* **Challenge**
In the Ljubljana city block conversion text, retype the part that opens with the words containing "Geographical Scope" and closes with "environment (hard investment)", keeping every word and punctuation mark unchanged.
+++ Document extract +++
Conversion of a city block in Ljubljana
Basic information
Project Title
Conversion of a city block in Ljubljana
Full project title
Conversion of a city block in Ljubljana - conversion and revitalization of the city block
Category
Prioritising the places and people that need it the most
Project Description
The project aims to define questions and answers to the problems of city blocks and their functionally
mixed structure. It also examines the human perception of public space and its effect on it. The design
strives to apply principles corresponding to the nature of the environment, material, and cultural context, but also human needs and values embodied in architecture and urban planning.
mixed structure. It also examines the human perception of public space and its effect on it. The design
strives to apply principles corresponding to the nature of the environment, material, and cultural context, but also human needs and values embodied in architecture and urban planning.
Geographical Scope
Local
Project Region
Ljubljana, Slovenia
Urban or rural issues
Mainly urban
Physical or other transformations
It refers to a physical transformation of the built environment (hard investment)
EU Programme or fund
No
Description of the project
Summary
The design of the urban - architectural study of the city block serves as an ideological concept of the reconversion of the historic city block of Ljubljana and at the same time offers possible answers to the problem of thickening city centers, the use of vague urban spaces that have lost their significance. The first part of the proposal deals with the solution of micro urbanism of the inner block, which is currently undergoing many building modifications, which eventually led to its devastation and degradation of the environment. The design of urbanism responds to the naturalness of the urban organism, respects its unique context, and aims to create a natural setting that can become part of the site without compromising its original integrity and character. The second part of the design is an architectural study of the Cultural Center with a theatrical scene, whose idea and concept arose as a result of thinking about densifying the city and using the potential of "empty places" to bring new qualities and a new impulse to life. The process also applies the knowledge from the work of Christopher Alexander and his Language of Patterns, as a theoretical basis. The analytical part and the process of work naturally resulted in the program of the cultural center and theater, as a suitable and missing element of the city, which will create a strong center of activity across different age groups and communities. The organization of the material structure of the individual contents and the division of the program answers the questions of urbanism, specific ideas about the functioning of the site, the quality of the environment, and the creation of a positive geometry of public space. The functional content in the center reflects the idea of thickening within the organization of space and creates the organism of the "city in the city". The term thickening is not meant primarily as a formal, but as content, which brings many new, diverse activities to the area addressed.
+++ Record excerpts +++
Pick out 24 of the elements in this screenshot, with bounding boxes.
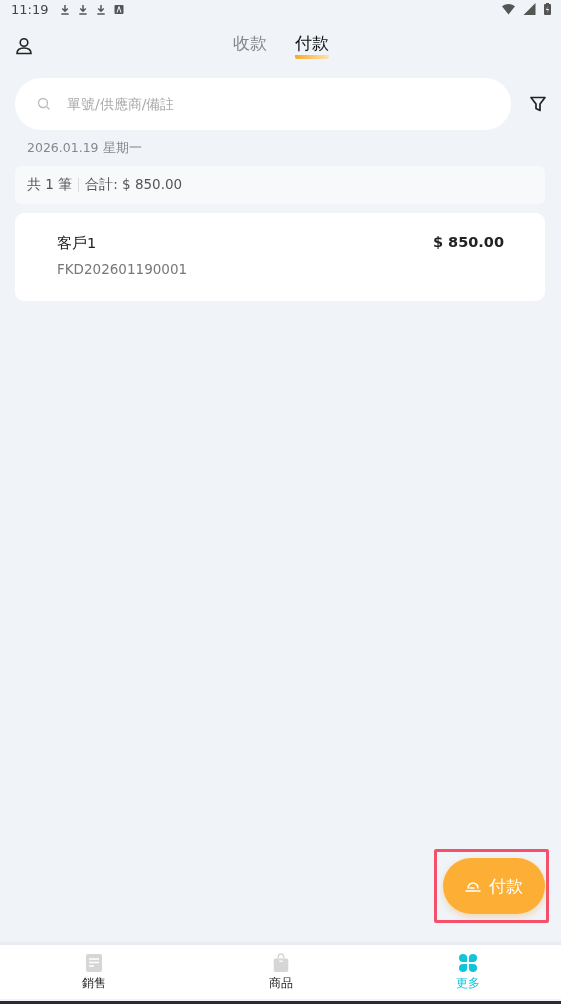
user-icon[interactable] [15, 37, 33, 55]
bag-icon [271, 953, 290, 973]
total-amount: 合計: $ 850.00 [85, 176, 183, 194]
record-count: 共 1 筆 [27, 176, 73, 194]
wifi-icon [502, 3, 515, 15]
nav-item[interactable]: 銷售 [0, 945, 187, 999]
date-label: 2026.01.19 星期一 [26, 139, 143, 157]
clover-icon [458, 953, 477, 973]
download-icon [60, 3, 71, 15]
status-time: 11:19 [11, 1, 49, 17]
search-field[interactable]: 單號/供應商/備註 [15, 78, 511, 130]
battery-icon [544, 3, 551, 15]
signal-icon [523, 3, 536, 15]
record-number: FKD202601190001 [57, 260, 189, 277]
notification-icon [114, 3, 125, 15]
document-icon [84, 953, 103, 973]
nav-item[interactable]: 商品 [187, 945, 374, 999]
record-name: 客戶1 [57, 233, 97, 253]
search-icon [37, 97, 51, 111]
record-card[interactable]: 客戶1 $ 850.00 FKD202601190001 [15, 213, 545, 301]
filter-icon[interactable] [529, 95, 547, 113]
record-amount: $ 850.00 [432, 233, 504, 252]
download-icon [78, 3, 89, 15]
download-icon [96, 3, 107, 15]
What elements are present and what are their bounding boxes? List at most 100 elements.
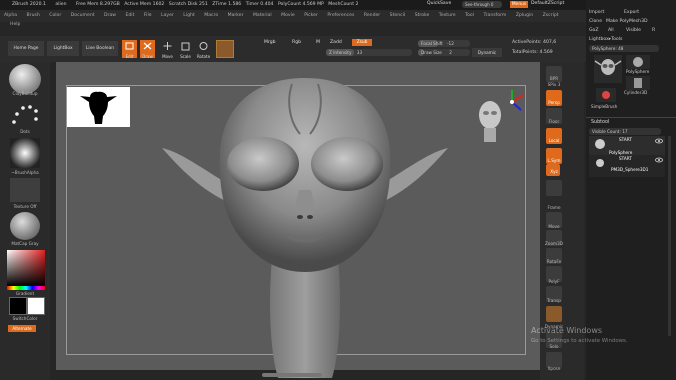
tool-thumb-cylinder[interactable]	[626, 76, 650, 90]
eye-icon[interactable]	[655, 138, 663, 144]
spix-label[interactable]: SPix 3	[541, 82, 567, 87]
main-color-swatch[interactable]	[9, 297, 27, 315]
visible-button[interactable]: Visible	[626, 28, 641, 33]
secondary-color-swatch[interactable]	[27, 297, 45, 315]
navigation-gizmo[interactable]	[475, 90, 530, 150]
menu-draw[interactable]: Draw	[104, 10, 116, 22]
draw-size-label: Draw Size	[421, 50, 442, 55]
live-boolean-button[interactable]: Live Boolean	[82, 41, 118, 56]
material-swatch-button[interactable]	[216, 40, 234, 58]
clone-button[interactable]: Clone	[589, 19, 602, 24]
current-tool-slider[interactable]: PolySphere: 48	[589, 45, 659, 52]
menu-texture[interactable]: Texture	[439, 10, 456, 22]
alpha-thumbnail[interactable]	[10, 138, 40, 168]
bottom-scrollbar[interactable]	[262, 373, 322, 377]
color-picker[interactable]	[7, 250, 45, 286]
menu-macro[interactable]: Macro	[204, 10, 218, 22]
subtool-scrollbar[interactable]	[668, 136, 671, 336]
menu-marker[interactable]: Marker	[228, 10, 244, 22]
menu-material[interactable]: Material	[253, 10, 272, 22]
z-intensity-slider[interactable]: Z Intensity 33	[326, 49, 412, 56]
alternate-button[interactable]: Alternate	[8, 325, 36, 332]
quicksave-button[interactable]: QuickSave	[427, 1, 451, 6]
menu-stroke[interactable]: Stroke	[415, 10, 430, 22]
dynamic-button[interactable]: Dynamic	[472, 48, 502, 57]
gradient-label[interactable]: Gradient	[0, 291, 50, 296]
scale-icon	[181, 42, 190, 51]
silhouette-icon	[80, 91, 117, 124]
menu-tool[interactable]: Tool	[465, 10, 474, 22]
make-polymesh-button[interactable]: Make PolyMesh3D	[606, 19, 648, 24]
visible-count-slider[interactable]: Visible Count: 17	[589, 128, 661, 135]
import-button[interactable]: Import	[589, 10, 604, 15]
focal-shift-slider[interactable]: Focal Shift -12	[418, 40, 470, 47]
menu-edit[interactable]: Edit	[125, 10, 134, 22]
m-button[interactable]: M	[316, 40, 320, 45]
edit-button[interactable]: Edit	[122, 40, 137, 59]
r-button[interactable]: R	[652, 28, 655, 33]
zadd-button[interactable]: Zadd	[330, 40, 342, 45]
simplebrush-icon	[602, 91, 610, 99]
draw-label: Draw	[142, 54, 153, 59]
lightbox-tools-button[interactable]: Lightbox▸Tools	[589, 37, 622, 42]
subtool-start-label: START	[619, 137, 632, 142]
subtool-item-2[interactable]: START PM3D_Sphere3D1	[589, 155, 665, 177]
menu-file[interactable]: File	[144, 10, 152, 22]
brush-thumbnail[interactable]	[9, 64, 41, 94]
edit-icon	[125, 42, 134, 50]
draw-button[interactable]: Draw	[140, 40, 155, 59]
bpr-label: BPR	[549, 76, 559, 81]
subtool-header[interactable]: Subtool	[591, 120, 609, 125]
tool-thumb-polysphere[interactable]	[626, 55, 650, 69]
eye-icon-2[interactable]	[655, 157, 663, 163]
meshcount: MeshCount 2	[328, 2, 359, 7]
tool-thumb-simplebrush[interactable]	[596, 88, 616, 102]
menu-document[interactable]: Document	[71, 10, 95, 22]
menu-movie[interactable]: Movie	[281, 10, 295, 22]
menu-help[interactable]: Help	[10, 22, 20, 27]
menu-stencil[interactable]: Stencil	[390, 10, 406, 22]
all-button[interactable]: All	[608, 28, 614, 33]
export-button[interactable]: Export	[624, 10, 639, 15]
z-intensity-value: 33	[356, 50, 363, 55]
menu-preferences[interactable]: Preferences	[327, 10, 354, 22]
alien-thumb-icon	[594, 59, 622, 75]
rotate-label: Rotate	[196, 54, 211, 59]
scale-button[interactable]: Scale	[178, 40, 193, 59]
menu-bar: Alpha Brush Color Document Draw Edit Fil…	[0, 10, 586, 22]
hue-bar[interactable]	[7, 286, 45, 290]
seethrough-slider[interactable]: See-through 0	[462, 1, 502, 8]
mrgb-button[interactable]: Mrgb	[264, 40, 276, 45]
cylinder-icon	[634, 78, 642, 88]
menu-brush[interactable]: Brush	[27, 10, 40, 22]
goz-button[interactable]: GoZ	[589, 28, 599, 33]
rotate-button[interactable]: Rotate	[196, 40, 211, 59]
rgb-button[interactable]: Rgb	[292, 40, 301, 45]
menus-toggle[interactable]: Menus	[510, 1, 528, 8]
move-button[interactable]: Move	[160, 40, 175, 59]
menu-light[interactable]: Light	[183, 10, 194, 22]
lightbox-button[interactable]: LightBox	[47, 41, 79, 56]
tool-thumb-alien[interactable]	[594, 55, 622, 83]
top-shelf: Home Page LightBox Live Boolean Edit Dra…	[0, 36, 586, 62]
material-thumbnail[interactable]	[10, 212, 40, 240]
default-zscript[interactable]: DefaultZScript	[531, 1, 564, 6]
zoom3d-label: Zoom3D	[545, 241, 563, 246]
menu-alpha[interactable]: Alpha	[4, 10, 17, 22]
frame-button[interactable]	[546, 180, 562, 196]
zsub-button[interactable]: Zsub	[352, 39, 372, 46]
draw-size-slider[interactable]: Draw Size 2	[418, 49, 470, 56]
dynamic-view-button[interactable]	[546, 306, 562, 322]
menu-render[interactable]: Render	[364, 10, 380, 22]
switch-color-button[interactable]: SwitchColor	[0, 316, 50, 321]
texture-thumbnail[interactable]	[10, 178, 40, 202]
home-page-button[interactable]: Home Page	[8, 41, 44, 56]
menu-zplugin[interactable]: Zplugin	[516, 10, 533, 22]
menu-zscript[interactable]: Zscript	[543, 10, 559, 22]
menu-color[interactable]: Color	[49, 10, 61, 22]
menu-transform[interactable]: Transform	[483, 10, 506, 22]
menu-picker[interactable]: Picker	[304, 10, 318, 22]
polysphere-label: PolySphere	[626, 69, 650, 74]
stroke-dots-icon[interactable]	[10, 102, 40, 130]
menu-layer[interactable]: Layer	[161, 10, 174, 22]
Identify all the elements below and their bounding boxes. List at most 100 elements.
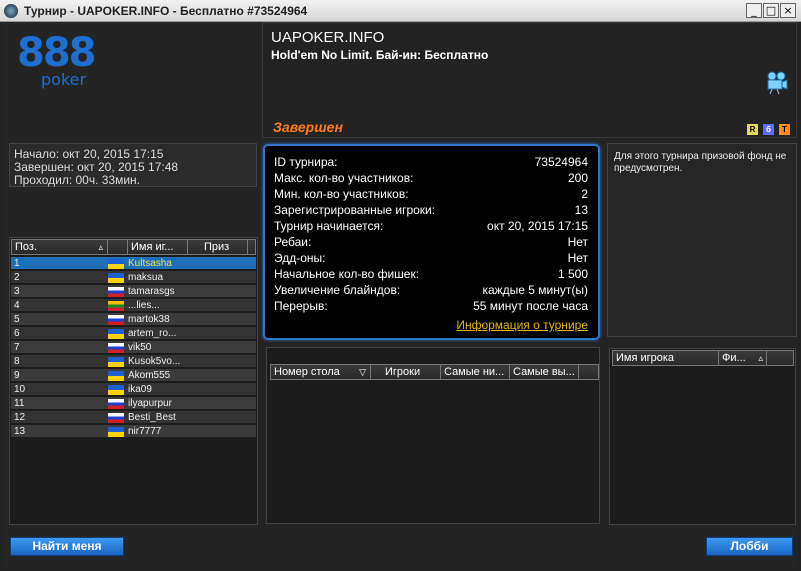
filter-icon[interactable]: ▽ xyxy=(359,365,366,379)
find-me-button[interactable]: Найти меня xyxy=(10,537,124,556)
tournament-flags: RбT xyxy=(742,121,790,135)
player-row[interactable]: 8 Kusok5vo... xyxy=(11,355,256,368)
column-name[interactable]: Имя иг... xyxy=(128,240,188,254)
minimize-button[interactable]: _ xyxy=(746,3,762,18)
info-row: Увеличение блайндов: каждые 5 минут(ы) xyxy=(274,283,588,299)
info-key: Эдд-оны: xyxy=(274,251,326,265)
player-name: Besti_Best xyxy=(128,412,176,423)
prize-text: Для этого турнира призовой фонд не преду… xyxy=(614,151,787,174)
info-row: Мин. кол-во участников: 2 xyxy=(274,187,588,203)
logo-word: poker xyxy=(41,70,87,89)
table-players-grid-header: Имя игрока Фи... ▵ xyxy=(612,350,794,366)
column-chips-label: Фи... xyxy=(722,352,746,364)
country-flag-icon xyxy=(108,427,124,437)
rebuy-icon: R xyxy=(747,124,758,135)
tournament-times: Начало: окт 20, 2015 17:15 Завершен: окт… xyxy=(9,143,257,187)
column-players[interactable]: Игроки xyxy=(371,365,441,379)
player-name: martok38 xyxy=(128,314,170,325)
window-title: Турнир - UAPOKER.INFO - Бесплатно #73524… xyxy=(24,4,308,18)
player-row[interactable]: 5 martok38 xyxy=(11,313,256,326)
maximize-button[interactable]: □ xyxy=(763,3,779,18)
info-value: 73524964 xyxy=(534,155,588,169)
country-flag-icon xyxy=(108,399,124,409)
info-key: ID турнира: xyxy=(274,155,338,169)
888poker-logo: 888 poker xyxy=(17,30,97,90)
country-flag-icon xyxy=(108,259,124,269)
info-key: Увеличение блайндов: xyxy=(274,283,401,297)
country-flag-icon xyxy=(108,385,124,395)
info-value: 2 xyxy=(581,187,588,201)
column-position-label: Поз. xyxy=(15,241,37,253)
info-key: Перерыв: xyxy=(274,299,328,313)
table-players-grid: Имя игрока Фи... ▵ xyxy=(609,348,796,525)
player-row[interactable]: 13 nir7777 xyxy=(11,425,256,438)
player-position: 7 xyxy=(14,342,20,353)
column-prize[interactable]: Приз xyxy=(188,240,248,254)
player-name: maksua xyxy=(128,272,164,283)
player-position: 3 xyxy=(14,286,20,297)
player-row[interactable]: 3 tamarasgs xyxy=(11,285,256,298)
title-bar[interactable]: Турнир - UAPOKER.INFO - Бесплатно #73524… xyxy=(0,0,801,22)
info-row: Начальное кол-во фишек: 1 500 xyxy=(274,267,588,283)
tournament-info-link[interactable]: Информация о турнире xyxy=(456,318,588,332)
info-key: Ребаи: xyxy=(274,235,312,249)
player-name: nir7777 xyxy=(128,426,162,437)
info-value: 1 500 xyxy=(557,267,588,281)
player-position: 11 xyxy=(14,398,25,409)
lobby-button[interactable]: Лобби xyxy=(706,537,793,556)
player-name: artem_ro... xyxy=(128,328,177,339)
column-table-number[interactable]: Номер стола ▽ xyxy=(271,365,371,379)
info-row: Перерыв: 55 минут после часа xyxy=(274,299,588,315)
close-button[interactable]: × xyxy=(780,3,796,18)
info-row: ID турнира: 73524964 xyxy=(274,155,588,171)
tournament-window: 888 poker UAPOKER.INFO Hold'em No Limit.… xyxy=(3,22,798,568)
info-row: Ребаи: Нет xyxy=(274,235,588,251)
player-name: ...lies... xyxy=(128,300,160,311)
player-row[interactable]: 1 Kultsasha xyxy=(11,257,256,270)
players-grid: Поз. ▵ Имя иг... Приз 1 Kultsasha 2 maksua 3… xyxy=(9,237,258,525)
country-flag-icon xyxy=(108,413,124,423)
column-chips[interactable]: Фи... ▵ xyxy=(719,351,767,365)
info-key: Мин. кол-во участников: xyxy=(274,187,409,201)
column-highest[interactable]: Самые вы... xyxy=(510,365,579,379)
player-row[interactable]: 12 Besti_Best xyxy=(11,411,256,424)
column-flag[interactable] xyxy=(108,240,128,254)
player-row[interactable]: 10 ika09 xyxy=(11,383,256,396)
camera-icon[interactable] xyxy=(766,71,788,95)
player-position: 1 xyxy=(14,258,20,269)
player-row[interactable]: 7 vik50 xyxy=(11,341,256,354)
info-key: Турнир начинается: xyxy=(274,219,384,233)
player-position: 12 xyxy=(14,412,26,423)
info-row: Турнир начинается: окт 20, 2015 17:15 xyxy=(274,219,588,235)
sort-icon[interactable]: ▵ xyxy=(98,240,103,254)
player-row[interactable]: 2 maksua xyxy=(11,271,256,284)
column-position[interactable]: Поз. ▵ xyxy=(12,240,108,254)
player-row[interactable]: 11 ilyapurpur xyxy=(11,397,256,410)
player-position: 6 xyxy=(14,328,20,339)
turbo-icon: T xyxy=(779,124,790,135)
country-flag-icon xyxy=(108,301,124,311)
column-player-name[interactable]: Имя игрока xyxy=(613,351,719,365)
column-lowest[interactable]: Самые ни... xyxy=(441,365,510,379)
tables-grid-header: Номер стола ▽ Игроки Самые ни... Самые в… xyxy=(270,364,599,380)
addon-icon: б xyxy=(763,124,774,135)
player-position: 9 xyxy=(14,370,20,381)
players-grid-header: Поз. ▵ Имя иг... Приз xyxy=(11,239,256,255)
tournament-game: Hold'em No Limit. Бай-ин: Бесплатно xyxy=(271,48,489,62)
player-row[interactable]: 6 artem_ro... xyxy=(11,327,256,340)
info-key: Зарегистрированные игроки: xyxy=(274,203,436,217)
column-table-number-label: Номер стола xyxy=(274,366,340,378)
info-key: Макс. кол-во участников: xyxy=(274,171,414,185)
country-flag-icon xyxy=(108,343,124,353)
player-position: 4 xyxy=(14,300,20,311)
country-flag-icon xyxy=(108,273,124,283)
info-value: 13 xyxy=(574,203,588,217)
player-position: 8 xyxy=(14,356,20,367)
player-position: 10 xyxy=(14,384,26,395)
player-row[interactable]: 9 Akom555 xyxy=(11,369,256,382)
player-row[interactable]: 4 ...lies... xyxy=(11,299,256,312)
player-name: tamarasgs xyxy=(128,286,175,297)
tournament-status: Завершен xyxy=(273,119,343,135)
sort-icon[interactable]: ▵ xyxy=(758,351,763,365)
player-name: Kusok5vo... xyxy=(128,356,181,367)
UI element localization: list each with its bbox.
+++
* **Solution to the problem**
Geographical Scope
Local
Project Region
Ljubljana, Slovenia
Urban or rural issues
Mainly urban
Physical or other transformations
It refers to a physical transformation of the built environment (hard investment)